• [Job]: Look through the material below. Copy every line with the string "link" in it.

— start The data —

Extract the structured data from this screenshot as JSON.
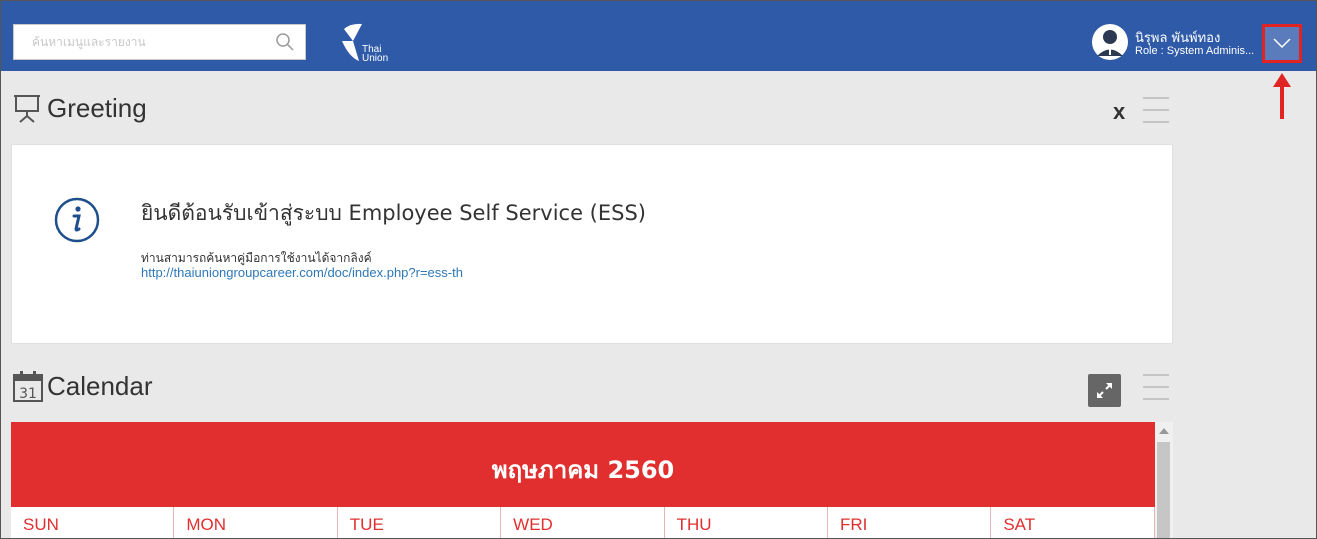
{
  "search": {
    "placeholder": "ค้นหาเมนูและรายงาน",
    "value": ""
  },
  "logo": {
    "line1": "Thai",
    "line2": "Union"
  },
  "user": {
    "name": "นิรุพล พันพ์ทอง",
    "role": "Role : System Adminis..."
  },
  "greeting": {
    "title": "Greeting",
    "close_label": "x",
    "heading": "ยินดีต้อนรับเข้าสู่ระบบ Employee Self Service (ESS)",
    "subtext": "ท่านสามารถค้นหาคู่มือการใช้งานได้จากลิงค์",
    "link": "http://thaiuniongroupcareer.com/doc/index.php?r=ess-th"
  },
  "calendar": {
    "title": "Calendar",
    "icon_number": "31",
    "month": "พฤษภาคม 2560",
    "days": [
      "SUN",
      "MON",
      "TUE",
      "WED",
      "THU",
      "FRI",
      "SAT"
    ]
  },
  "colors": {
    "topbar": "#2f5aa8",
    "calendar_header": "#e12f2f",
    "link": "#2e78b8",
    "annotation": "#e02424"
  },
  "icons": [
    "search-icon",
    "thai-union-logo-icon",
    "avatar-icon",
    "chevron-down-icon",
    "presentation-icon",
    "menu-lines-icon",
    "info-icon",
    "calendar-icon",
    "expand-icon",
    "scroll-up-icon",
    "annotation-arrow-icon"
  ]
}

— end The data —

• [Problem solution]:
    "link": "http://thaiuniongroupcareer.com/doc/index.php?r=ess-th"
    "link": "#2e78b8",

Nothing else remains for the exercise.